All of the lines below are to be printed again exactly; images are excluded from the output.

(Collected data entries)
........
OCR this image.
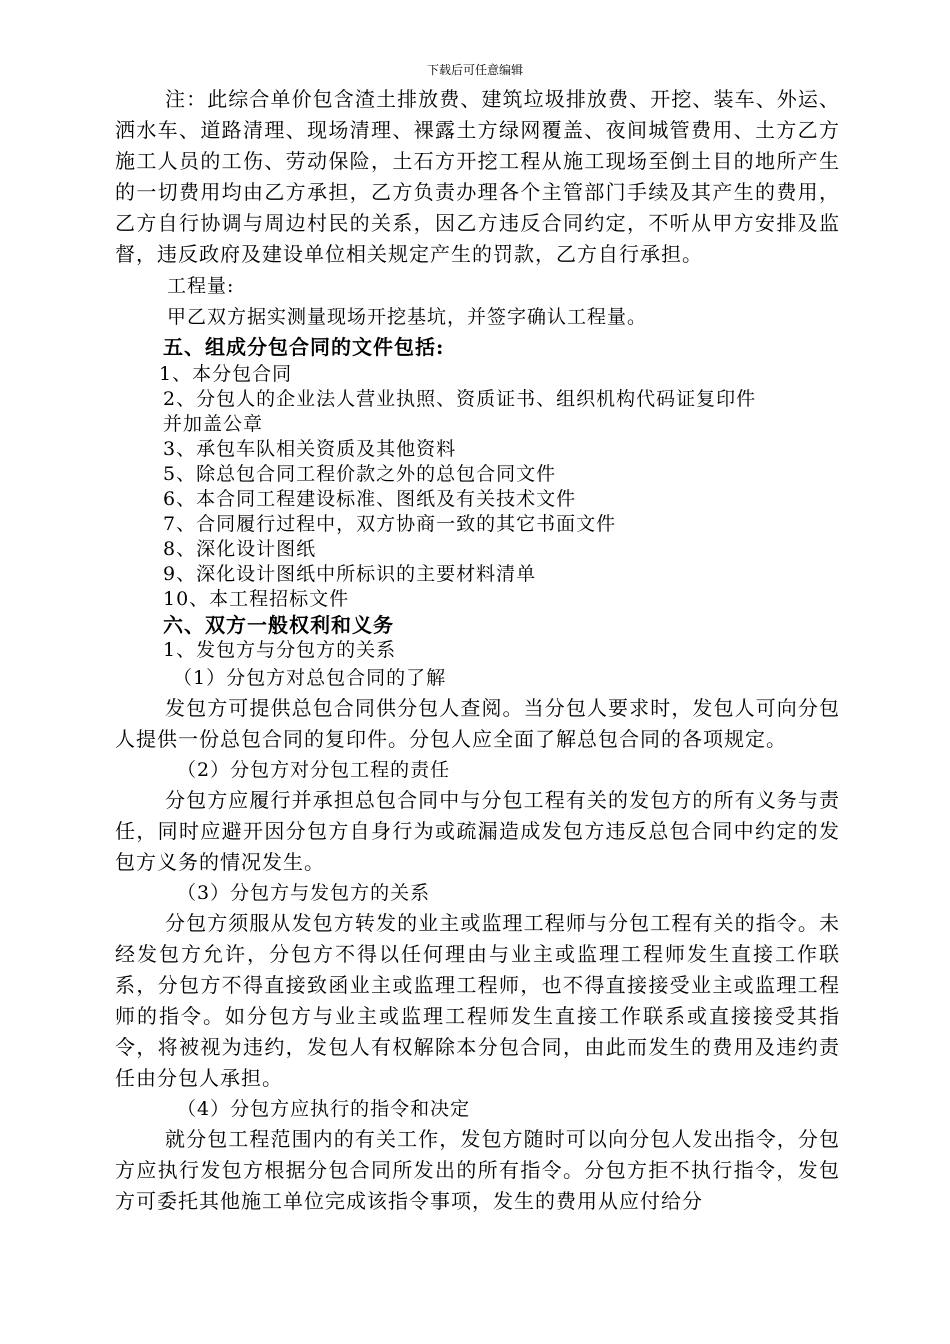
下载后可任意编辑

注：此综合单价包含渣土排放费、建筑垃圾排放费、开挖、装车、外运、洒水车、道路清理、现场清理、裸露土方绿网覆盖、夜间城管费用、土方乙方施工人员的工伤、劳动保险，土石方开挖工程从施工现场至倒土目的地所产生的一切费用均由乙方承担，乙方负责办理各个主管部门手续及其产生的费用，乙方自行协调与周边村民的关系，因乙方违反合同约定，不听从甲方安排及监督，违反政府及建设单位相关规定产生的罚款，乙方自行承担。

工程量:

甲乙双方据实测量现场开挖基坑，并签字确认工程量。

五、组成分包合同的文件包括:

1、本分包合同

2、分包人的企业法人营业执照、资质证书、组织机构代码证复印件

并加盖公章

3、承包车队相关资质及其他资料

5、除总包合同工程价款之外的总包合同文件

6、本合同工程建设标准、图纸及有关技术文件

7、合同履行过程中，双方协商一致的其它书面文件

8、深化设计图纸

9、深化设计图纸中所标识的主要材料清单

10、本工程招标文件

六、双方一般权利和义务

1、发包方与分包方的关系

（1）分包方对总包合同的了解

发包方可提供总包合同供分包人查阅。当分包人要求时，发包人可向分包人提供一份总包合同的复印件。分包人应全面了解总包合同的各项规定。

（2）分包方对分包工程的责任

分包方应履行并承担总包合同中与分包工程有关的发包方的所有义务与责任，同时应避开因分包方自身行为或疏漏造成发包方违反总包合同中约定的发包方义务的情况发生。

（3）分包方与发包方的关系

分包方须服从发包方转发的业主或监理工程师与分包工程有关的指令。未经发包方允许，分包方不得以任何理由与业主或监理工程师发生直接工作联系，分包方不得直接致函业主或监理工程师，也不得直接接受业主或监理工程师的指令。如分包方与业主或监理工程师发生直接工作联系或直接接受其指令，将被视为违约，发包人有权解除本分包合同，由此而发生的费用及违约责任由分包人承担。

（4）分包方应执行的指令和决定

就分包工程范围内的有关工作，发包方随时可以向分包人发出指令，分包方应执行发包方根据分包合同所发出的所有指令。分包方拒不执行指令，发包方可委托其他施工单位完成该指令事项，发生的费用从应付给分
........
Answer to the exercise ▸
OCR this image.
下载后可任意编辑

注：此综合单价包含渣土排放费、建筑垃圾排放费、开挖、装车、外运、洒水车、道路清理、现场清理、裸露土方绿网覆盖、夜间城管费用、土方乙方施工人员的工伤、劳动保险，土石方开挖工程从施工现场至倒土目的地所产生的一切费用均由乙方承担，乙方负责办理各个主管部门手续及其产生的费用，乙方自行协调与周边村民的关系，因乙方违反合同约定，不听从甲方安排及监督，违反政府及建设单位相关规定产生的罚款，乙方自行承担。

工程量:

甲乙双方据实测量现场开挖基坑，并签字确认工程量。

五、组成分包合同的文件包括:

1、本分包合同

2、分包人的企业法人营业执照、资质证书、组织机构代码证复印件

并加盖公章

3、承包车队相关资质及其他资料

5、除总包合同工程价款之外的总包合同文件

6、本合同工程建设标准、图纸及有关技术文件

7、合同履行过程中，双方协商一致的其它书面文件

8、深化设计图纸

9、深化设计图纸中所标识的主要材料清单

10、本工程招标文件

六、双方一般权利和义务

1、发包方与分包方的关系

（1）分包方对总包合同的了解

发包方可提供总包合同供分包人查阅。当分包人要求时，发包人可向分包人提供一份总包合同的复印件。分包人应全面了解总包合同的各项规定。

（2）分包方对分包工程的责任

分包方应履行并承担总包合同中与分包工程有关的发包方的所有义务与责任，同时应避开因分包方自身行为或疏漏造成发包方违反总包合同中约定的发包方义务的情况发生。

（3）分包方与发包方的关系

分包方须服从发包方转发的业主或监理工程师与分包工程有关的指令。未经发包方允许，分包方不得以任何理由与业主或监理工程师发生直接工作联系，分包方不得直接致函业主或监理工程师，也不得直接接受业主或监理工程师的指令。如分包方与业主或监理工程师发生直接工作联系或直接接受其指令，将被视为违约，发包人有权解除本分包合同，由此而发生的费用及违约责任由分包人承担。

（4）分包方应执行的指令和决定

就分包工程范围内的有关工作，发包方随时可以向分包人发出指令，分包方应执行发包方根据分包合同所发出的所有指令。分包方拒不执行指令，发包方可委托其他施工单位完成该指令事项，发生的费用从应付给分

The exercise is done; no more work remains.